Task requirements: Print every line of the listing exactly, please.

Input material:
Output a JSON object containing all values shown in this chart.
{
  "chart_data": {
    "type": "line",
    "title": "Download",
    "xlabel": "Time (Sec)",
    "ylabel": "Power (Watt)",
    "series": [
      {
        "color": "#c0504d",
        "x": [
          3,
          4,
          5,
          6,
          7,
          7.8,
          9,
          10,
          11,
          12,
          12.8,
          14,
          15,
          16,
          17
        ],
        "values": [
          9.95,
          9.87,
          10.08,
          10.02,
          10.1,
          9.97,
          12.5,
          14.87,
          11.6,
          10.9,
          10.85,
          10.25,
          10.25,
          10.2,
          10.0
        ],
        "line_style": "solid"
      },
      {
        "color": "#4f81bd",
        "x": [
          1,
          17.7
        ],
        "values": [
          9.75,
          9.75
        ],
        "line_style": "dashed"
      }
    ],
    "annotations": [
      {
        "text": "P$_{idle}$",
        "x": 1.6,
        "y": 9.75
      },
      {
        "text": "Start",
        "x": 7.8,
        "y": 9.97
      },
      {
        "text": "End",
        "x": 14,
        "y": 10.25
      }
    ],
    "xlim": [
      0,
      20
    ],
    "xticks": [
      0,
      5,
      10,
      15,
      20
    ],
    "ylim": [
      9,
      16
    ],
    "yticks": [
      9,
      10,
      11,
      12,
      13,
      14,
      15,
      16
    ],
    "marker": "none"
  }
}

Solution to the problem:
Output a JSON object containing all values shown in this chart.
{
  "chart_data": {
    "type": "line",
    "title": "Download",
    "xlabel": "Time (Sec)",
    "ylabel": "Power (Watt)",
    "series": [
      {
        "color": "#c0504d",
        "x": [
          3,
          4,
          5,
          6,
          7,
          7.8,
          9,
          10,
          11,
          12,
          12.8,
          14,
          15,
          16,
          17
        ],
        "values": [
          9.95,
          9.87,
          10.08,
          10.02,
          10.1,
          9.97,
          12.5,
          14.87,
          11.6,
          10.9,
          10.85,
          10.25,
          10.25,
          10.2,
          10.0
        ],
        "line_style": "solid"
      },
      {
        "color": "#4f81bd",
        "x": [
          1,
          17.7
        ],
        "values": [
          9.75,
          9.75
        ],
        "line_style": "dashed"
      }
    ],
    "annotations": [
      {
        "text": "P$_{idle}$",
        "x": 1.6,
        "y": 9.75
      },
      {
        "text": "Start",
        "x": 7.8,
        "y": 9.97
      },
      {
        "text": "End",
        "x": 14,
        "y": 10.25
      }
    ],
    "xlim": [
      0,
      20
    ],
    "xticks": [
      0,
      5,
      10,
      15,
      20
    ],
    "ylim": [
      9,
      16
    ],
    "yticks": [
      9,
      10,
      11,
      12,
      13,
      14,
      15,
      16
    ],
    "marker": "none"
  }
}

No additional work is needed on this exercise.